▸ **Task objective**:
For the word "viktigt", determine how many lines of the entries below contain it, and give only that number.
##### Information provided #####
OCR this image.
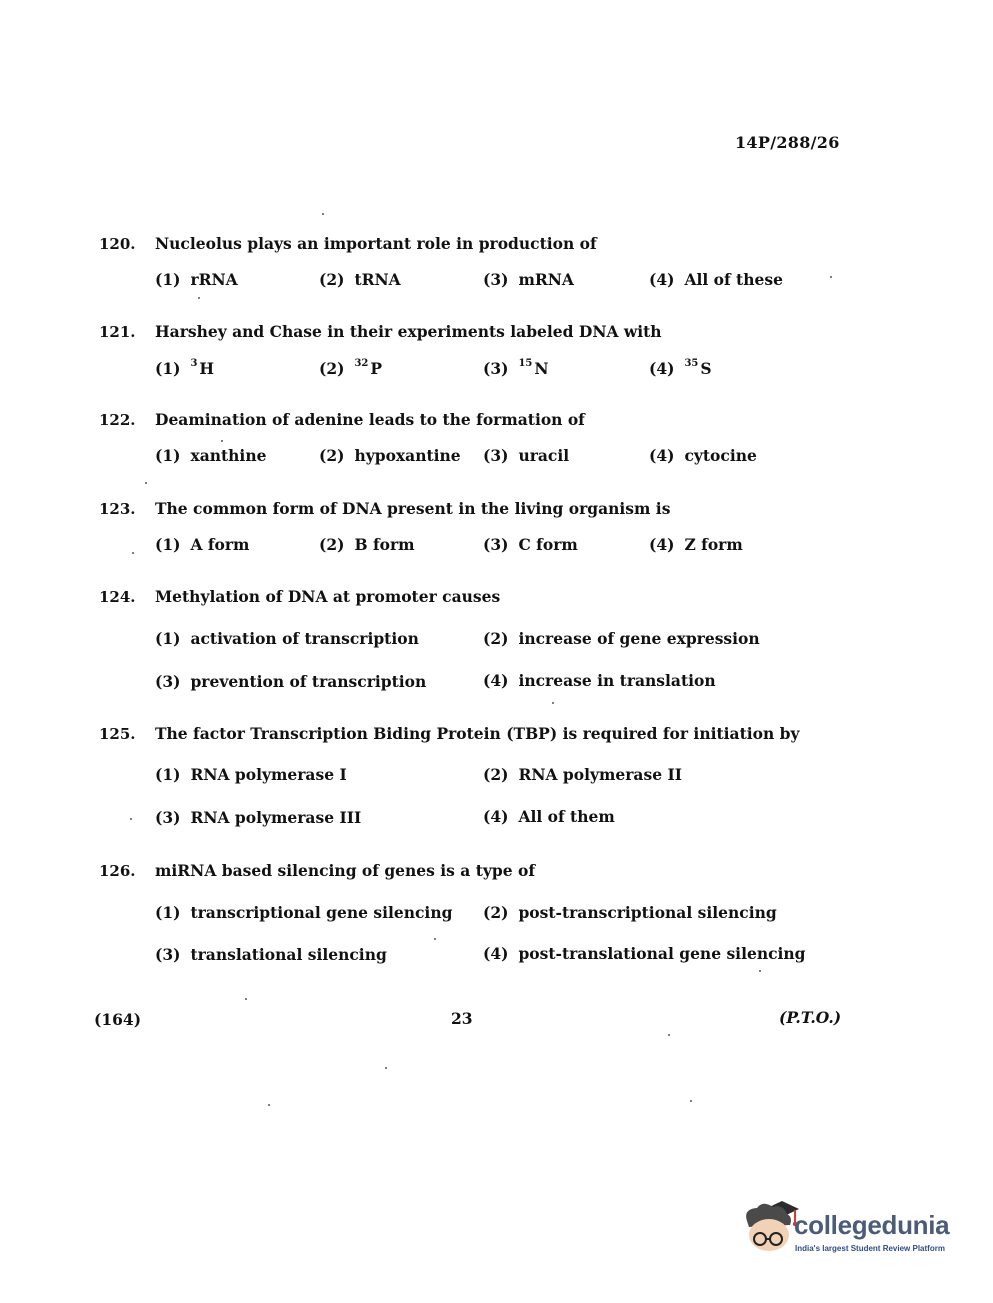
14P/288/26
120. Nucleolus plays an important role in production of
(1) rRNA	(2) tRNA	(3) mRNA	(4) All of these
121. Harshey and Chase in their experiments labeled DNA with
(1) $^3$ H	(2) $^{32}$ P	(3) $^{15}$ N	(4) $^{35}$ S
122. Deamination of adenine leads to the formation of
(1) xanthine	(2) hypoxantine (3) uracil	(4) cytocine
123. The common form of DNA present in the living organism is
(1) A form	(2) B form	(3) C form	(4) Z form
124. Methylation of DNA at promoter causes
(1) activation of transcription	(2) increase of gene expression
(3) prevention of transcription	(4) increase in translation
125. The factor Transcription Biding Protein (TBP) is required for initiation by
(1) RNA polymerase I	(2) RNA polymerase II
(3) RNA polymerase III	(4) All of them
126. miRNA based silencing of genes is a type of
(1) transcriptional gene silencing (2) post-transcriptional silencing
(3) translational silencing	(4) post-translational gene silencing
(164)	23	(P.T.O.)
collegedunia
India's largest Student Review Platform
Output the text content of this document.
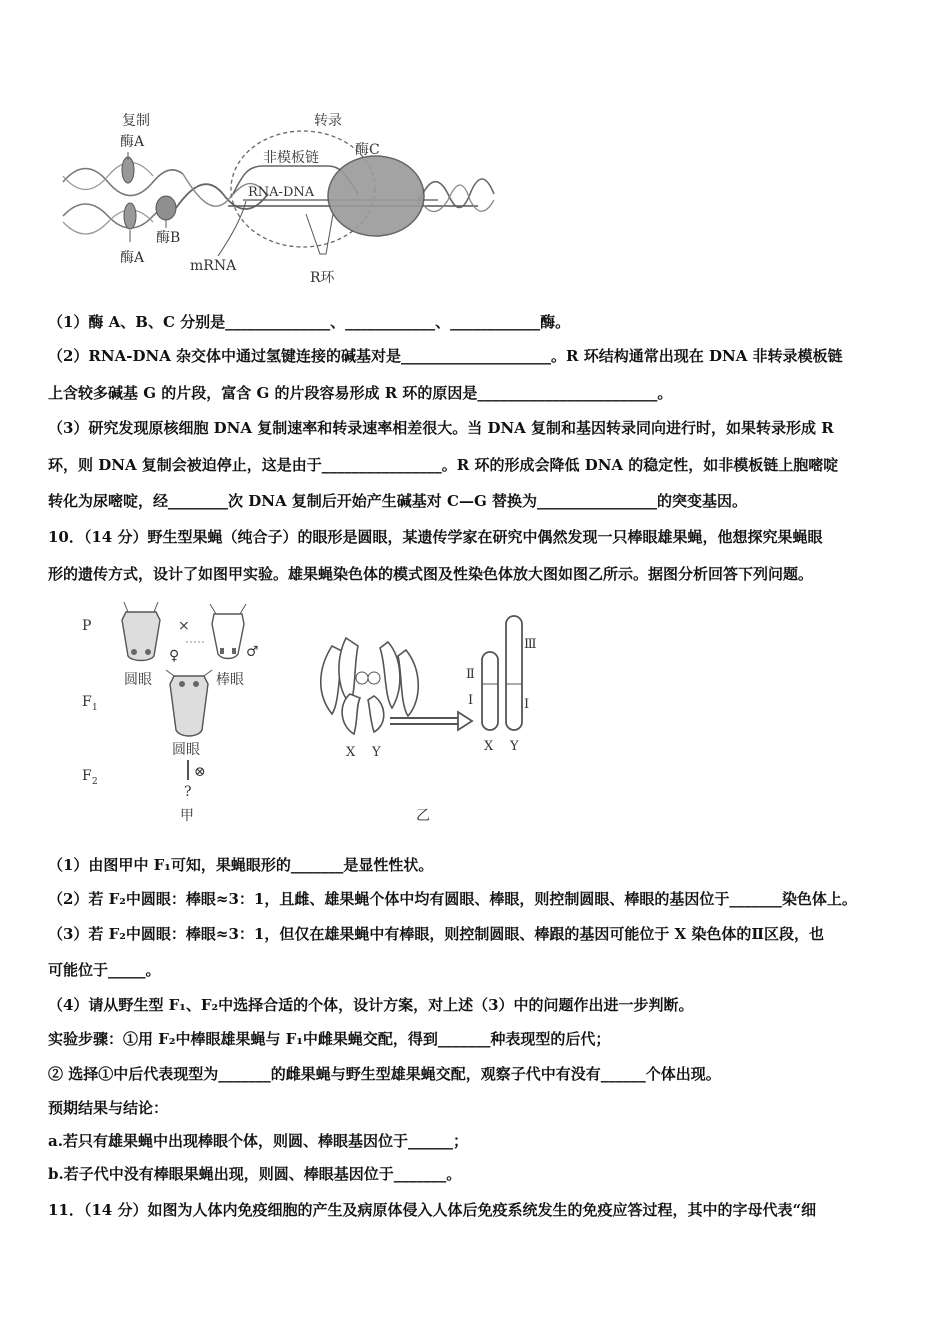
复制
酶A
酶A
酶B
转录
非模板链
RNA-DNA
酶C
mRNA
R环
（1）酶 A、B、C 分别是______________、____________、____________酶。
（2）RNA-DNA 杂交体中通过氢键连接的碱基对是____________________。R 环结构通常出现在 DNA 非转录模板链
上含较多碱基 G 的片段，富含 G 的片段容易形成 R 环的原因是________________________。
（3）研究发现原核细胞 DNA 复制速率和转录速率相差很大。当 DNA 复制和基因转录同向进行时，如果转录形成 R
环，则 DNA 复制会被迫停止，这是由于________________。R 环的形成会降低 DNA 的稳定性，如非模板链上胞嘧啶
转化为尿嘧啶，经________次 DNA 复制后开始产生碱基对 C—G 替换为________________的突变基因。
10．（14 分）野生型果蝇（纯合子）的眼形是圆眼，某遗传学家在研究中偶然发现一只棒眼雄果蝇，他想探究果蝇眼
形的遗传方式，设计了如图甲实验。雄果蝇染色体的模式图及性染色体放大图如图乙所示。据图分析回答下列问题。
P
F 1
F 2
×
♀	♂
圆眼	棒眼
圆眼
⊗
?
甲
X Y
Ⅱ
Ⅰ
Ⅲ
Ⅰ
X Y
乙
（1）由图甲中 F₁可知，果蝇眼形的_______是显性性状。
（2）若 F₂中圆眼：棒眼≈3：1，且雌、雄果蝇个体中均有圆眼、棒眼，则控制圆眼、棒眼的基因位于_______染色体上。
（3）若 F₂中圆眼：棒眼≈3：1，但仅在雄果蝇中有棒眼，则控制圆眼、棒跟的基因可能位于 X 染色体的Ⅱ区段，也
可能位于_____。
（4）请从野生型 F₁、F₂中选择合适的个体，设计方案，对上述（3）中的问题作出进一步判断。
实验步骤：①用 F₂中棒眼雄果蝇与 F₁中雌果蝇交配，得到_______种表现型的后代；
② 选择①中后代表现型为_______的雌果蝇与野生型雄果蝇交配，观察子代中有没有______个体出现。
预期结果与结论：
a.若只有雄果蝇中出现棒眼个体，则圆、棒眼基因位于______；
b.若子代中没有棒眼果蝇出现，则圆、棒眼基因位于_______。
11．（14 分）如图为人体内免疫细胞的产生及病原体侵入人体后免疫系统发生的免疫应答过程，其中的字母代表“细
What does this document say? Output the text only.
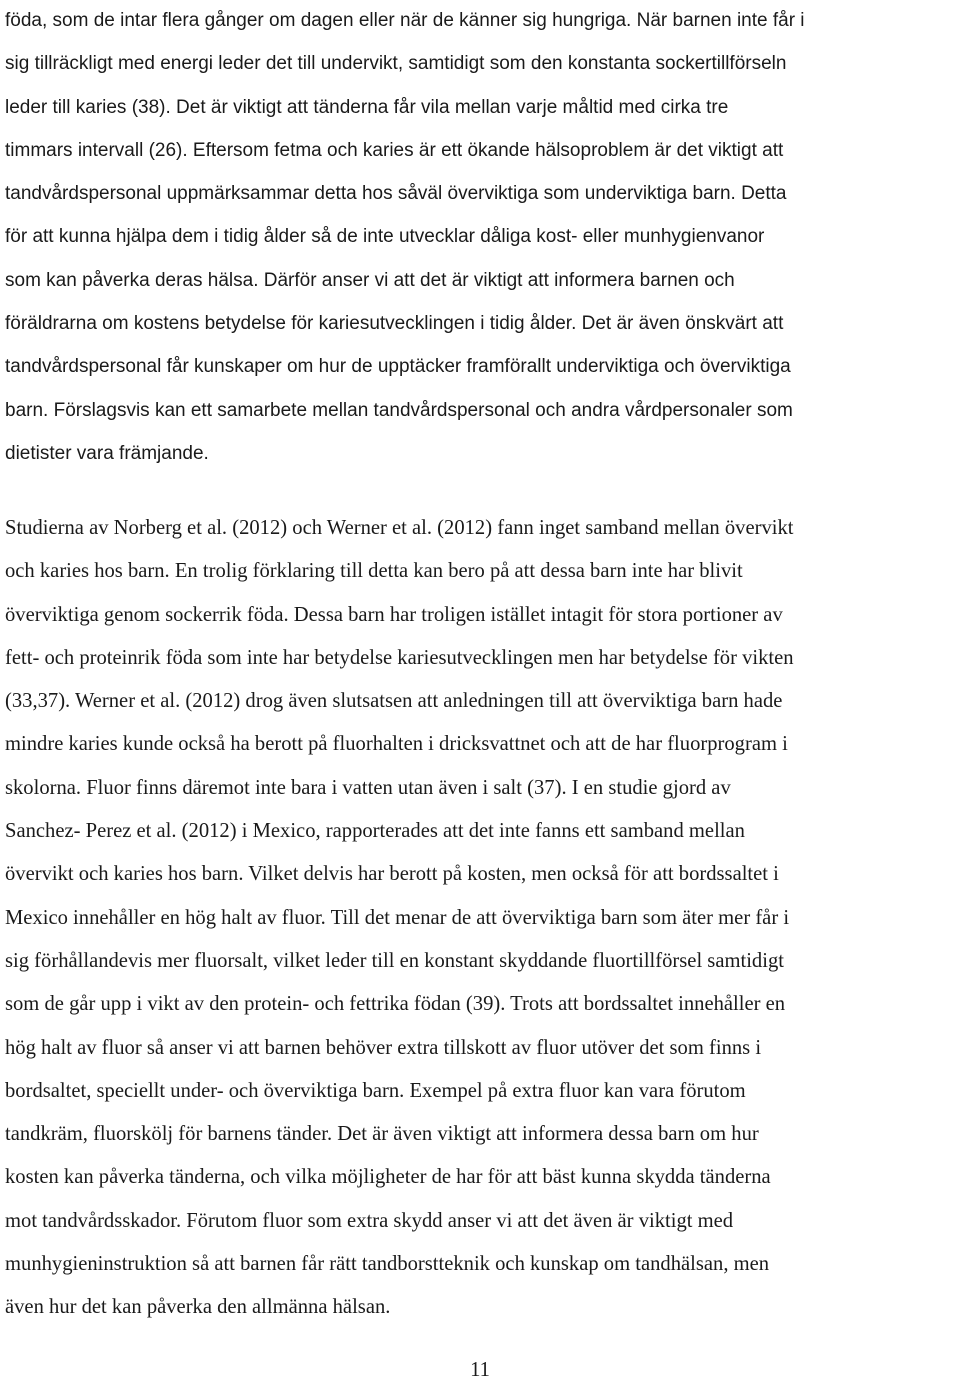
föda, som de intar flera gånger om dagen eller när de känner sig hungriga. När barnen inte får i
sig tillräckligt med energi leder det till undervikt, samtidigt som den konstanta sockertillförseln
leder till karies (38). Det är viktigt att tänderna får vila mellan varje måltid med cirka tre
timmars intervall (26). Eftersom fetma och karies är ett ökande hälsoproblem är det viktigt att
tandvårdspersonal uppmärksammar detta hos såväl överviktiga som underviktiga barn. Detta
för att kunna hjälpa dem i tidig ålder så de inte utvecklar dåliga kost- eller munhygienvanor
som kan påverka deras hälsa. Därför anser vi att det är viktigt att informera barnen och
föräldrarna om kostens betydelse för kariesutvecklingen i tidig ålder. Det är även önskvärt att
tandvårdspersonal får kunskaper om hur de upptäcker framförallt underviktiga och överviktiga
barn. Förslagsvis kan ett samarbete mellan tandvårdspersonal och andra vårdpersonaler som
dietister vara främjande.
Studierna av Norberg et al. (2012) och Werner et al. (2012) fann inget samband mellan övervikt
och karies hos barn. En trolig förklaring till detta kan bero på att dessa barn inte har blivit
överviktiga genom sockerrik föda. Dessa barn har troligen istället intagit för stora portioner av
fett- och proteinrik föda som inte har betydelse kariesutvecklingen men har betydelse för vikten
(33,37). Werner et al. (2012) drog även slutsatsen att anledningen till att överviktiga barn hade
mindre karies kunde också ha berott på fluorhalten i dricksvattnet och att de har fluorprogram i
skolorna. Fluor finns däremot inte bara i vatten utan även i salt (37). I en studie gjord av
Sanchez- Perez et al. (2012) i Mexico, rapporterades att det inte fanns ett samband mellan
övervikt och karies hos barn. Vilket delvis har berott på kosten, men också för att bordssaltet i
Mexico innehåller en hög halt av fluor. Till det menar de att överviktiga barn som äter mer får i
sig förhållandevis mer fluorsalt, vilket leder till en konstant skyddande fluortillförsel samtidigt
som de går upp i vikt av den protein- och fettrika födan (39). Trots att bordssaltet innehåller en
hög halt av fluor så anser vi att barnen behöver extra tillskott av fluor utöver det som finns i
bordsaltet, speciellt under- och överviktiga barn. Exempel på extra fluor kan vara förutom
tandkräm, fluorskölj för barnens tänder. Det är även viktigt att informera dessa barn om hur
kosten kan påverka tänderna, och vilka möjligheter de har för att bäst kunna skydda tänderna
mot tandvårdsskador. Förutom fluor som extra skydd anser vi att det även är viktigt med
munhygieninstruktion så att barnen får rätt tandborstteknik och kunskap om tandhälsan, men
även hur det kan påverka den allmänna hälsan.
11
#####
▸ **Your response**:
5